**PEDIDO ESCRITO A**
No texto sobre o Atlas Ambulante, explique por que o vendedor de biju disse estar com pressa quando foi interpelado para uma foto na fila da exposição de Ron Mueck.

Estar imersa no mosaico de formas, ritmos e intensidades de São Paulo já é, por si só, uma grande experiência estética. Mas a gente não vai perder a oportunidade de visitar as exposições que estão rolando, não é mesmo? Em dezembro do ano passado, estava na fila para a concorrida exposição de Ron Mueck quando acabei vendo passar um vendedor de biju.
Ao interpelá-lo para uma foto, o rapaz disse que estava com pressa, pois havia se comprometido a levar o segundo lote do biscoito que trazia para outro colega vender – e estava a caminho! Esse tipo de associação entre vendedores, para buscar mercadoria em outros pontos da cidade, também encontrei na pesquisa em Fortaleza.
Depois da Pinacoteca, peguei a Bienal em um dos últimos dias da 31a. edição, “Como falar de coisas que não existem”. Mas foi percorrendo a mostra Cidade Gráfica, no Itaú Cultural, que tive a surpresa de encontrar uma obra que tinha tudo a ver com o trabalho do mestrado: o Atlas Ambulante.
Nesse trabalho de cartografia ambulante encontrei fartas informações sobre um vendedor de biju de Belo Horizonte. O relato dele está reproduzido no fim deste post. O projeto se desdobra em exposições, documentários e também em um livro, que pode ser adquirido na loja virtual da revista Piseagrama. Ora, se não são os editores dessa – ótima! – publicação os responsáveis pela obra!
Trata-se de uma dupla: Renata Marquez e Wellington Cançado. Ela, doutora em geografia e professora de análise crítica da arte na Universidade Federal de Minas Gerais. Ele, arquiteto e professor de design e arquitetura também na UFMG. Realizaram o Atlas Ambulante por meio da Bolsa Funarte de Produção Crítica sobre as interfaces dos conteúdos artísticos e culturas populares, concedida em 2010, e do co-patrocínio da Mostra de Design de Belo Horizonte.
“São sujeitos cartográficos (…) sujeitos-com-uma-geografia.” Renata Marquez
O livro está centrado nas experiências de seis trabalhadores ambulantes pelas ruas da capital mineira. Os ofícios: vendedor de biju, amolador de facas, vendedor de pirulitos, empalhadores e restauradores de cadeiras,vendedor de algodão doce. Além de falarem de suas ocupações (preservemos aqui o caráter ambíguo desse termo), eles ainda fizeram fotos ao longo de seus percursos.

**MATERIAL FORNECIDO**
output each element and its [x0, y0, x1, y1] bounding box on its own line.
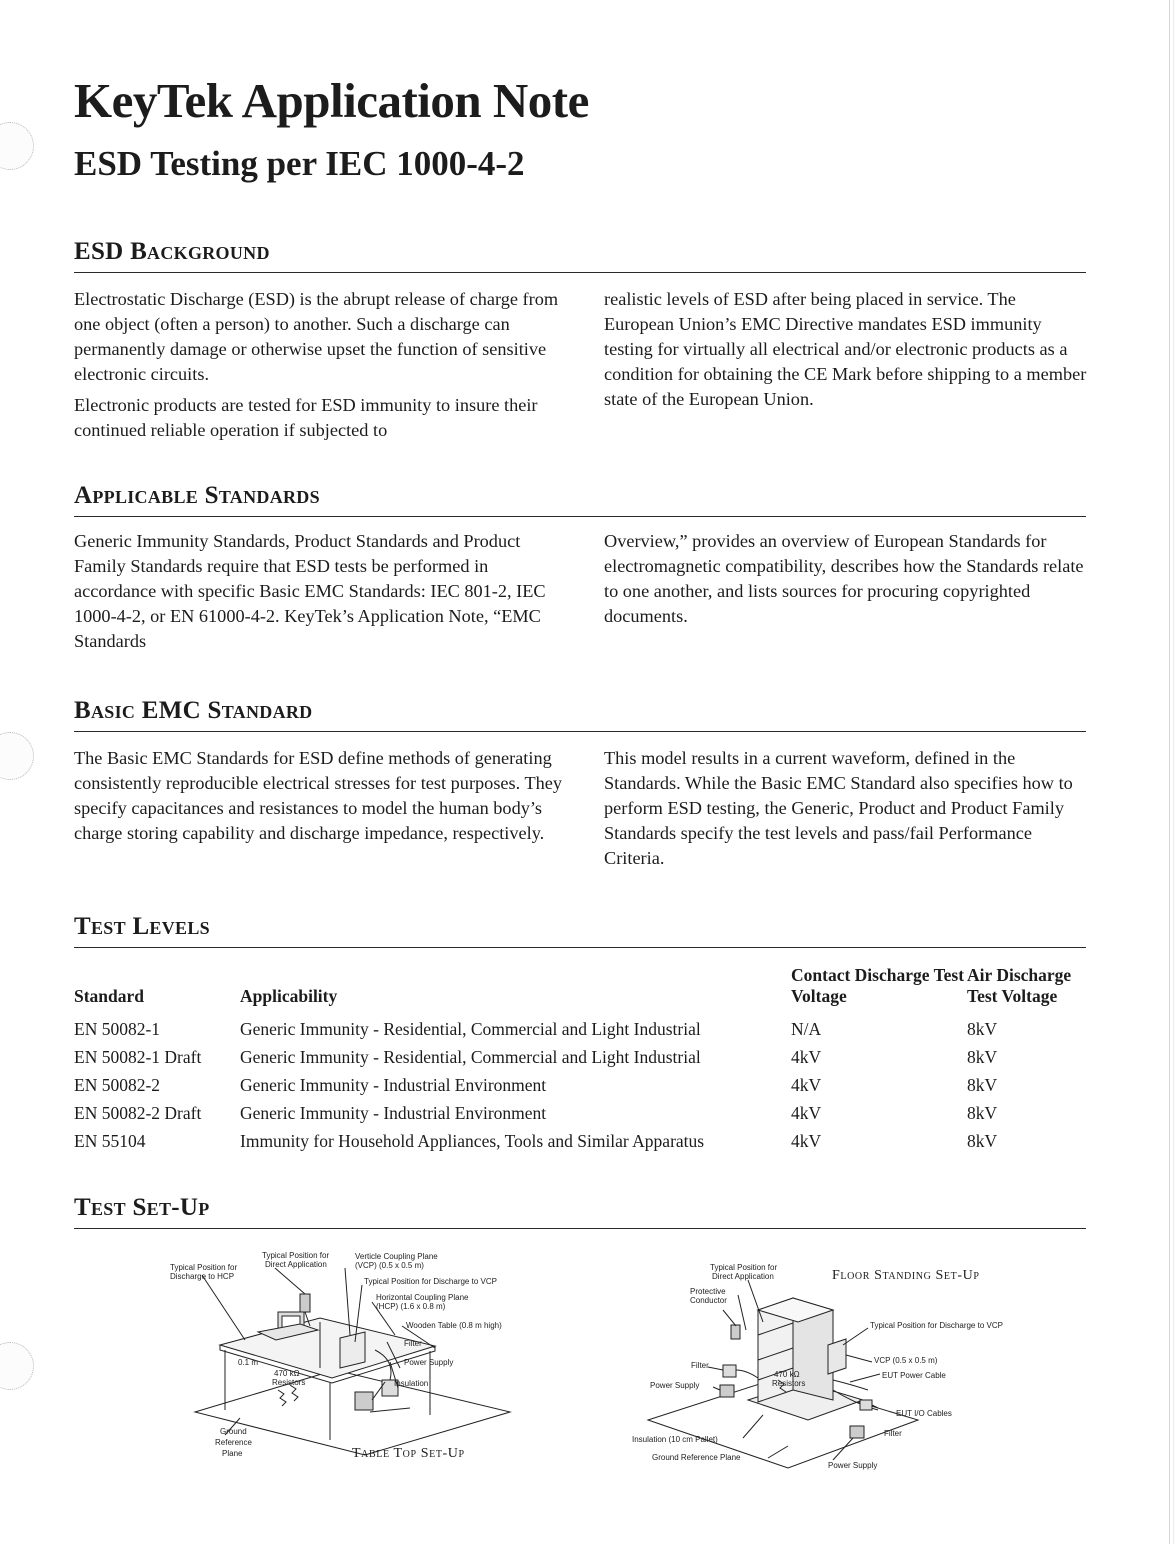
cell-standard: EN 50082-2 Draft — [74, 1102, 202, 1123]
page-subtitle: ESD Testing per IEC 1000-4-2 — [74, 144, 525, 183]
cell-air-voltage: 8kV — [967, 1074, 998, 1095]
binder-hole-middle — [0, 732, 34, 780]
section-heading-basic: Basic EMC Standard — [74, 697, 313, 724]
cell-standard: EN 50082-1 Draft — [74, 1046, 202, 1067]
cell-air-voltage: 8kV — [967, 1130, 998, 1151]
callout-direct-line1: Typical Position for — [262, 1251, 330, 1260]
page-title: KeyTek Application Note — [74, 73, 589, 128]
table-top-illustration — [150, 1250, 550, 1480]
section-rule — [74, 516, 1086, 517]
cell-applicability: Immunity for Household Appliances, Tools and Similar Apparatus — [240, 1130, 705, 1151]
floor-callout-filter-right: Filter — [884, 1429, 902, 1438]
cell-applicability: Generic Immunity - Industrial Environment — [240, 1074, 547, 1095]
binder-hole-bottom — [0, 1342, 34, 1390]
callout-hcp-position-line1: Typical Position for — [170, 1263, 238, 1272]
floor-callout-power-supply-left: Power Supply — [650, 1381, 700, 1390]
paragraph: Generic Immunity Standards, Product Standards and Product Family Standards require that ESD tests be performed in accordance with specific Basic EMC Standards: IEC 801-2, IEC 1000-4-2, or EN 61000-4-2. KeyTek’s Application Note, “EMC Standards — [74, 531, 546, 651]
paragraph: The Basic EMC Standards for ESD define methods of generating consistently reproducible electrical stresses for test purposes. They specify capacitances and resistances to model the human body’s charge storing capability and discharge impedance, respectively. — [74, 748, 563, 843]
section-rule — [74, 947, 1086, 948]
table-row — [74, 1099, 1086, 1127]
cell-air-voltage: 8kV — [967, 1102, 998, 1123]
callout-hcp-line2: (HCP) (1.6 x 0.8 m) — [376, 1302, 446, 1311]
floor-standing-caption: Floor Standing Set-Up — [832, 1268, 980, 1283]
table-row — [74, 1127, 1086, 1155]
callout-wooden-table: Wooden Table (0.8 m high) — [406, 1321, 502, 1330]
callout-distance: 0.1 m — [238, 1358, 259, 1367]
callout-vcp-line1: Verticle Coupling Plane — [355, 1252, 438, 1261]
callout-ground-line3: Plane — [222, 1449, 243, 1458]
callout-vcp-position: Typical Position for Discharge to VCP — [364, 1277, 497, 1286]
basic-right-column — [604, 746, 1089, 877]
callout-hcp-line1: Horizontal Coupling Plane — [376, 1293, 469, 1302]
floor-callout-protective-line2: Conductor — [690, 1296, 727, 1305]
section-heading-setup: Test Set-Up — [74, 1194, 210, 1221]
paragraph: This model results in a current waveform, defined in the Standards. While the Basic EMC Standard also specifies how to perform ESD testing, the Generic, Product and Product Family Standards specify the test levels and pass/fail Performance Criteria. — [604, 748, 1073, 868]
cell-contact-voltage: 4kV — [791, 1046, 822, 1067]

**PEDIDO ESCRITO B**
Nas linhas de dados acima, comece pela que contém "cell-standard: EN 50082-2" e termine na que contém "section-heading-basic: Basic EMC", incluindo as duas. Reescreva só esse trecho como lista numerada, sem as linhas em branco.

**RESPOSTA DA TAREFA A**
Ele estava com pressa porque tinha se comprometido a levar o segundo lote do biscoito que trazia para outro colega vender, e já estava a caminho.

**RESPOSTA DA TAREFA B**
1. cell-standard: EN 50082-2 Draft — [74, 1102, 202, 1123]
2. page-subtitle: ESD Testing per IEC 1000-4-2 — [74, 144, 525, 183]
3. cell-air-voltage: 8kV — [967, 1074, 998, 1095]
4. binder-hole-middle — [0, 732, 34, 780]
5. section-heading-basic: Basic EMC Standard — [74, 697, 313, 724]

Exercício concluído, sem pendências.